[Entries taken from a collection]
start

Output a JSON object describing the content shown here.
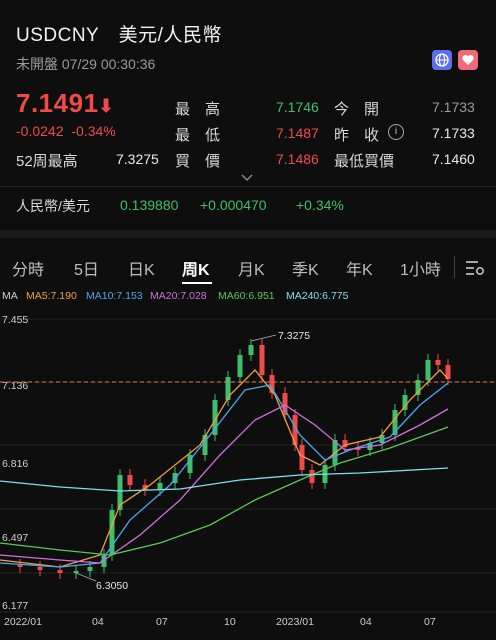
{
  "header": {
    "symbol": "USDCNY",
    "name": "美元/人民幣",
    "status": "未開盤 07/29 00:30:36"
  },
  "quote": {
    "price": "7.1491",
    "arrow": "⬇",
    "change": "-0.0242",
    "change_pct": "-0.34%",
    "labels": {
      "high": "最　高",
      "low": "最　低",
      "buy": "買　價",
      "open": "今　開",
      "prev": "昨　收",
      "w52": "52周最高",
      "lowbuy": "最低買價"
    },
    "values": {
      "high": "7.1746",
      "low": "7.1487",
      "buy": "7.1486",
      "open": "7.1733",
      "prev": "7.1733",
      "w52": "7.3275",
      "lowbuy": "7.1460"
    },
    "expand_icon": "chevron-down-icon"
  },
  "cross": {
    "pair": "人民幣/美元",
    "price": "0.139880",
    "change": "+0.000470",
    "change_pct": "+0.34%"
  },
  "tabs": [
    "分時",
    "5日",
    "日K",
    "周K",
    "月K",
    "季K",
    "年K",
    "1小時"
  ],
  "active_tab": "周K",
  "ma": {
    "label": "MA",
    "ma5": "MA5:7.190",
    "ma10": "MA10:7.153",
    "ma20": "MA20:7.028",
    "ma60": "MA60:6.951",
    "ma240": "MA240:6.775"
  },
  "chart_data": {
    "type": "candlestick",
    "y_ticks": [
      "7.455",
      "7.136",
      "6.816",
      "6.497",
      "6.177"
    ],
    "x_ticks": [
      "2022/01",
      "04",
      "07",
      "10",
      "2023/01",
      "04",
      "07"
    ],
    "annotations": {
      "high": "7.3275",
      "low": "6.3050"
    },
    "reference_line": 7.136,
    "colors": {
      "up": "#3fbf6a",
      "down": "#f04a4a",
      "ma5": "#f0a040",
      "ma10": "#4aa8f0",
      "ma20": "#d070e0",
      "ma60": "#58c858",
      "ma240": "#7fe0e8"
    }
  }
}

end

# Task requirements
Which lines contain the word "down"? Return each of them.

# Solution below
    "expand_icon": "chevron-down-icon"
      "down": "#f04a4a",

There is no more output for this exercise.